Keep the pictures out of the copy and print all the entries below exactly.

********

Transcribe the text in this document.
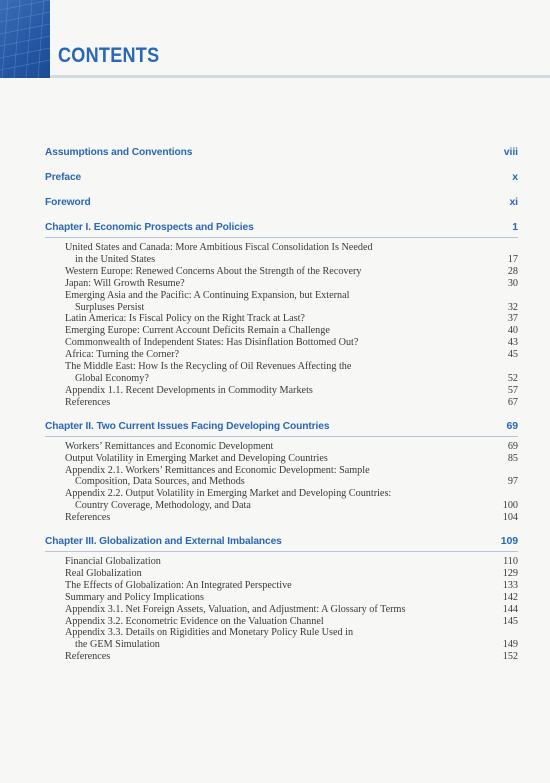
CONTENTS
Assumptions and Conventions	viii
Preface	x
Foreword	xi
Chapter I. Economic Prospects and Policies	1
United States and Canada: More Ambitious Fiscal Consolidation Is Needed
in the United States	17
Western Europe: Renewed Concerns About the Strength of the Recovery	28
Japan: Will Growth Resume?	30
Emerging Asia and the Pacific: A Continuing Expansion, but External
Surpluses Persist	32
Latin America: Is Fiscal Policy on the Right Track at Last?	37
Emerging Europe: Current Account Deficits Remain a Challenge	40
Commonwealth of Independent States: Has Disinflation Bottomed Out?	43
Africa: Turning the Corner?	45
The Middle East: How Is the Recycling of Oil Revenues Affecting the
Global Economy?	52
Appendix 1.1. Recent Developments in Commodity Markets	57
References	67
Chapter II. Two Current Issues Facing Developing Countries	69
Workers’ Remittances and Economic Development	69
Output Volatility in Emerging Market and Developing Countries	85
Appendix 2.1. Workers’ Remittances and Economic Development: Sample
Composition, Data Sources, and Methods	97
Appendix 2.2. Output Volatility in Emerging Market and Developing Countries:
Country Coverage, Methodology, and Data	100
References	104
Chapter III. Globalization and External Imbalances	109
Financial Globalization	110
Real Globalization	129
The Effects of Globalization: An Integrated Perspective	133
Summary and Policy Implications	142
Appendix 3.1. Net Foreign Assets, Valuation, and Adjustment: A Glossary of Terms	144
Appendix 3.2. Econometric Evidence on the Valuation Channel	145
Appendix 3.3. Details on Rigidities and Monetary Policy Rule Used in
the GEM Simulation	149
References	152
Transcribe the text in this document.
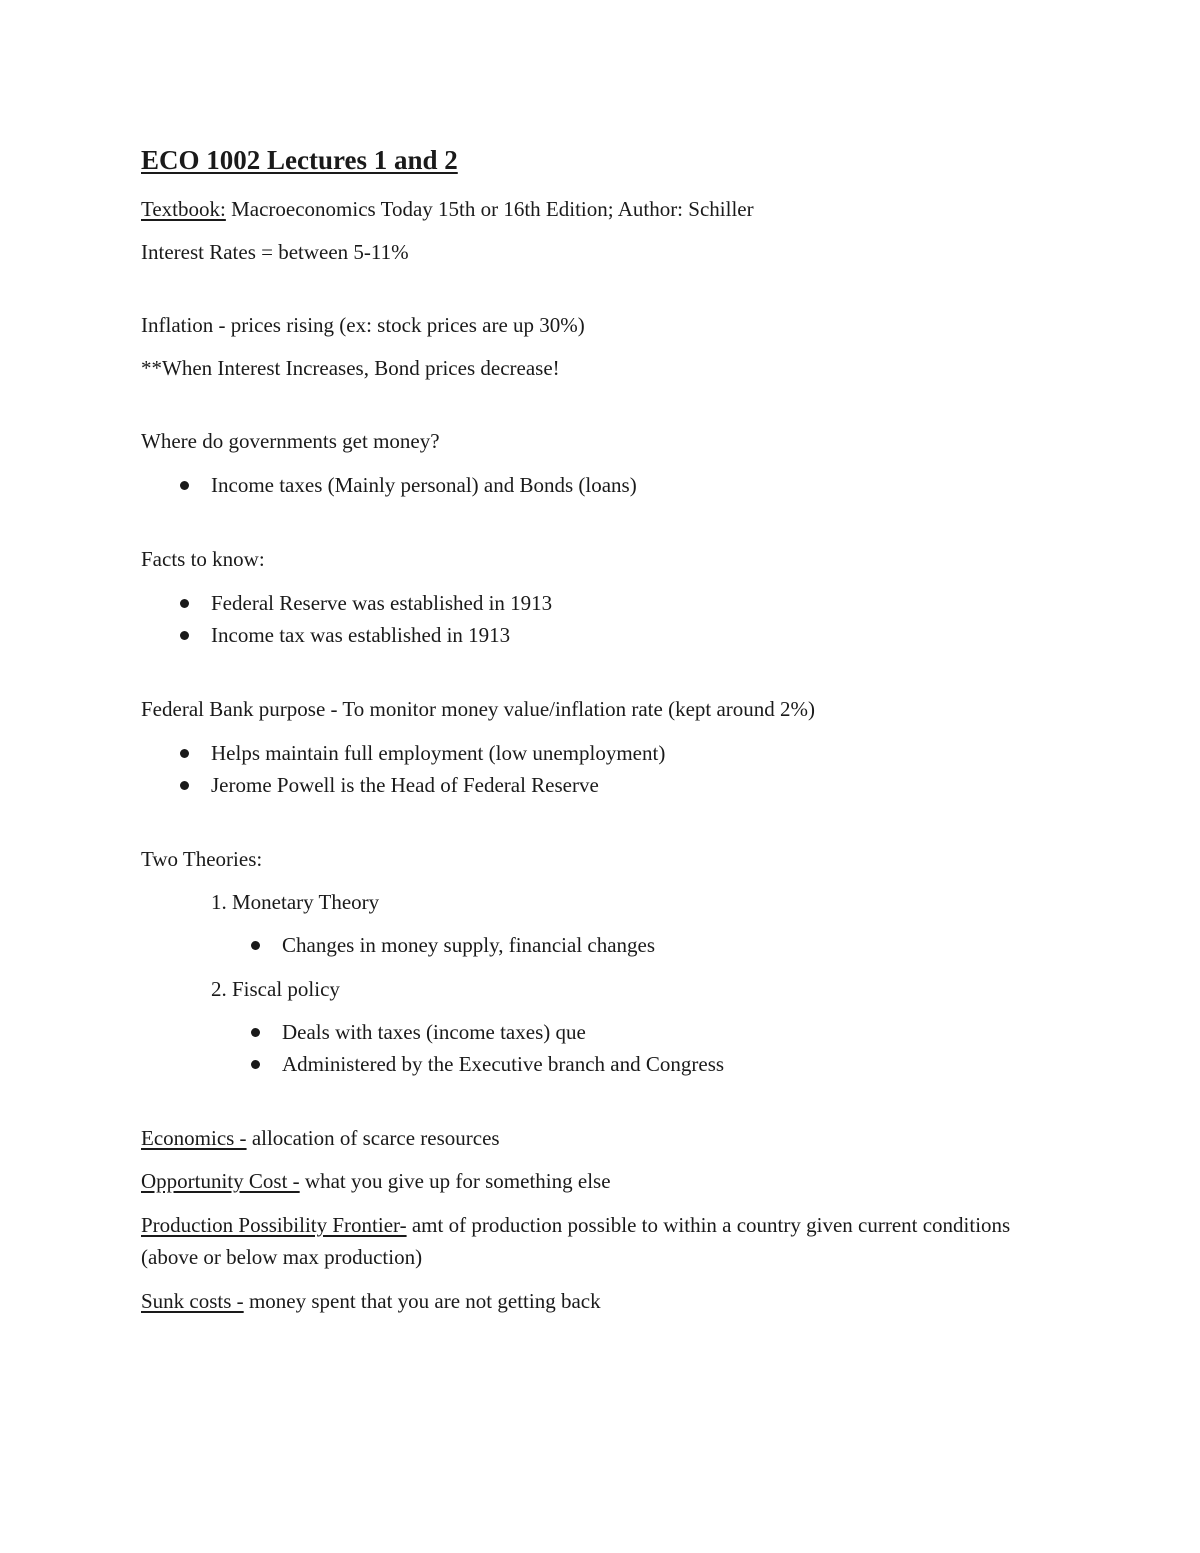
ECO 1002 Lectures 1 and 2
Textbook: Macroeconomics Today 15th or 16th Edition; Author: Schiller
Interest Rates = between 5-11%
Inflation - prices rising (ex: stock prices are up 30%)
**When Interest Increases, Bond prices decrease!
Where do governments get money?
Income taxes (Mainly personal) and Bonds (loans)
Facts to know:
Federal Reserve was established in 1913
Income tax was established in 1913
Federal Bank purpose - To monitor money value/inflation rate (kept around 2%)
Helps maintain full employment (low unemployment)
Jerome Powell is the Head of Federal Reserve
Two Theories:
1. Monetary Theory
Changes in money supply, financial changes
2. Fiscal policy
Deals with taxes (income taxes) que
Administered by the Executive branch and Congress
Economics - allocation of scarce resources
Opportunity Cost - what you give up for something else
Production Possibility Frontier- amt of production possible to within a country given current conditions (above or below max production)
Sunk costs - money spent that you are not getting back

********

**Result of the task:**
Transcribe the text in this document.
CONTENTS
Assumptions and Conventions	viii
Preface	x
Foreword	xi
Chapter I. Economic Prospects and Policies	1
United States and Canada: More Ambitious Fiscal Consolidation Is Needed
in the United States	17
Western Europe: Renewed Concerns About the Strength of the Recovery	28
Japan: Will Growth Resume?	30
Emerging Asia and the Pacific: A Continuing Expansion, but External
Surpluses Persist	32
Latin America: Is Fiscal Policy on the Right Track at Last?	37
Emerging Europe: Current Account Deficits Remain a Challenge	40
Commonwealth of Independent States: Has Disinflation Bottomed Out?	43
Africa: Turning the Corner?	45
The Middle East: How Is the Recycling of Oil Revenues Affecting the
Global Economy?	52
Appendix 1.1. Recent Developments in Commodity Markets	57
References	67
Chapter II. Two Current Issues Facing Developing Countries	69
Workers’ Remittances and Economic Development	69
Output Volatility in Emerging Market and Developing Countries	85
Appendix 2.1. Workers’ Remittances and Economic Development: Sample
Composition, Data Sources, and Methods	97
Appendix 2.2. Output Volatility in Emerging Market and Developing Countries:
Country Coverage, Methodology, and Data	100
References	104
Chapter III. Globalization and External Imbalances	109
Financial Globalization	110
Real Globalization	129
The Effects of Globalization: An Integrated Perspective	133
Summary and Policy Implications	142
Appendix 3.1. Net Foreign Assets, Valuation, and Adjustment: A Glossary of Terms	144
Appendix 3.2. Econometric Evidence on the Valuation Channel	145
Appendix 3.3. Details on Rigidities and Monetary Policy Rule Used in
the GEM Simulation	149
References	152
Transcribe the text in this document.
ECO 1002 Lectures 1 and 2
Textbook: Macroeconomics Today 15th or 16th Edition; Author: Schiller
Interest Rates = between 5-11%
Inflation - prices rising (ex: stock prices are up 30%)
**When Interest Increases, Bond prices decrease!
Where do governments get money?
Income taxes (Mainly personal) and Bonds (loans)
Facts to know:
Federal Reserve was established in 1913
Income tax was established in 1913
Federal Bank purpose - To monitor money value/inflation rate (kept around 2%)
Helps maintain full employment (low unemployment)
Jerome Powell is the Head of Federal Reserve
Two Theories:
1. Monetary Theory
Changes in money supply, financial changes
2. Fiscal policy
Deals with taxes (income taxes) que
Administered by the Executive branch and Congress
Economics - allocation of scarce resources
Opportunity Cost - what you give up for something else
Production Possibility Frontier- amt of production possible to within a country given current conditions (above or below max production)
Sunk costs - money spent that you are not getting back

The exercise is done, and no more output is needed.